Sirk did some production for the first few EX2 releases, but has he been involved behind the scenes on all the EX2 albums? What is his role when he's not providing beats?

    Yeah, Sirk has always been the Abolano Records label head. He used to do his own thing. He used to put out little mixtape compilations with other local emcees. I think he had one of the Black Eyed Peas on a tape he did back then. When EX2 hooked up with Sirk, he recognized us from the Three Eyed Cowz tape. That was prior to Undersounds, which is the first album we started recording. And he became accessible to us with a dope studio and we were like, "Cool! Now we have a legitimate studio where we can record, vibe out." He basically built Abolano Records around us at that time. He had the means and he became that person that was doing the production, doing all the graphics work - I would bring all the pieces from LSD heads, like Pang One, and he would put it all together. He was the one who really brought it all together. I would give him all the ideas and Sirk was always the one that was the real driver behind the label and made sure everything came out with the visuals that we needed to do for what we did, man. He's still behind everything that we're doing today. He's a big part of EX2, history and present.




You mentioned Three Eyed Cowz. I personally love Noise and The Evil Cow Burger and I know they're now considered underground classics. Do you have any memories you could share about the recording of those projects?

    We did most of the recording at AWOL's home studio. The biggest memory I have of recording Three Eyed Cowz was driving to San Francisco to work with Tommy V and doing one of those songs with Tommy V, Rashinel, AWOL, myself. That was probably the biggest memory I have, being out in Frisco and meeting up with, like, Global Phlowtations and doing all kinds of stuff out there. That was all the old school stuff.

EX2 lyrics always had a strong battle edge. Is that something you were into prior to the Blowed or was that inspired by your experiences there?

    We already had that mentality from backyard parties, testing local emcees and bagging sessions that led to us battling each other for fun. We made sure our presence was felt at open mics, no doubt. And yes, we definitely went to the Blowed and had our fair share of experiences, for sure. That was a true battle ground back then.

____

* **Challenge 1**: Can you condense the answer that begins "Yeah, Sirk has always been" in the EX2 interview above into a short list of its main facts?
* **Challenge 2**: Could you continue the EX2 interview from the point where it stops?

____

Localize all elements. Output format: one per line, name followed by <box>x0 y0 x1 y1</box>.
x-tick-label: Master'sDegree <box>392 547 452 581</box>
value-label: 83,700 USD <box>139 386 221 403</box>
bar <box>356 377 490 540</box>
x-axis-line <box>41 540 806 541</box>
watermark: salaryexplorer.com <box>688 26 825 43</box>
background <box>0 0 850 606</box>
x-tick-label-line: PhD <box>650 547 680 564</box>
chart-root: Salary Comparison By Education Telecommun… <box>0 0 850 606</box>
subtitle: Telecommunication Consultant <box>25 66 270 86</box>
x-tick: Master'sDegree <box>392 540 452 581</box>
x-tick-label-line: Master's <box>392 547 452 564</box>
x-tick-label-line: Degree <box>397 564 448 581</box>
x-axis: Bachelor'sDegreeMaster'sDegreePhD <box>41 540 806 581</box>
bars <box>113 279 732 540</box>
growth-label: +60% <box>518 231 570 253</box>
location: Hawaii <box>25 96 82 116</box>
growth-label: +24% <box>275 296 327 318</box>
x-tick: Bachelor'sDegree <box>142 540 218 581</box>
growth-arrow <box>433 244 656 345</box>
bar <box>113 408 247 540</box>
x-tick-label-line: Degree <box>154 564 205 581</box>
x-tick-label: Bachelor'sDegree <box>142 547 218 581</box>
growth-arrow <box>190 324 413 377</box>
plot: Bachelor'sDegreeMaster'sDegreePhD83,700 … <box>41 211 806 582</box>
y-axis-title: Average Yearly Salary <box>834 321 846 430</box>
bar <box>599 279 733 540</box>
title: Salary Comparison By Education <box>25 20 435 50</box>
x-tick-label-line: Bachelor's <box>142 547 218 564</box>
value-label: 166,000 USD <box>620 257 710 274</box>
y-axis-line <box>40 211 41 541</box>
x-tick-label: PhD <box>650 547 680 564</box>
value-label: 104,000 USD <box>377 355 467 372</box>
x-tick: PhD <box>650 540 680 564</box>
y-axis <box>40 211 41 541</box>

____

* **Final result 1**:
- Sirk has always been the head of Abolano Records.
- Before that, he put out small mixtape compilations with local emcees, possibly including one of the Black Eyed Peas.
- When EX2 connected with him, he recognized them from the Three Eyed Cowz tape. This was before Undersounds, the first album they started recording.
- He gave them access to a good studio and built Abolano Records around them.
- He did the production and all the graphics work, putting together pieces the speaker brought from LSD heads such as Pang One.
- The speaker supplied ideas, and Sirk drove the label and made sure each release had the visuals it needed.
- He is still behind everything EX2 does and is a big part of the group's history and present.

* **Final result 2**:
    I think one of our first battles with Blowed heads was us and Kali 9, with Khynky Rhead, Slant and Puzoozoo Watt, but that one didn't start at the Blowed. There's a lot of stories and memories. Some of that shit kept on until we battled side-by-side at a B-Boy Summit in San Diego in some 310 vs. 619 ciphers. Those were some of the best times, man. I remember one year we traveled to Cincinnati to Scribble Jam, the year Undersounds of the 562 dropped. We ciphered and battled out of state heads that I won't mention, but are household names today that may surprise you. We didn't do shit in the actual Scribble Jam battle though. We were away from home and partying [laughs]. I'm pretty sure I was the only person that entered but I was on a good one and jumped on the mic when they called someone else up who lagged getting to the stage. I blew my shot to place because they knew I wasn't that person. May have been the year Sage Francis won it. Don't recall exactly.

I know you were part of Massmen. Was there a connection with Massive? Is that where the Mass from Massmen comes from?

    No, they're independent of each other, but Massive, he's family. He was always producing along with Fat Jack. I think that just happened to be more of a coincidence. Unless there's some history I'm not aware of. Massive was actually the vocals in the background on "Slow Lights." I don't know if a lot of people know that. But he was the guy doing the car jacking in the background of that song. His ties with Massmen are tight. He produced some of the early EX2 stuff and was a mentor to some degree. He took us and Roach under his wing and would come around with beats and shit to work on.

One of my favourite tracks you've done was "Dead Poets" with Existereo, produced by Longevity. Do you have any memories recording that?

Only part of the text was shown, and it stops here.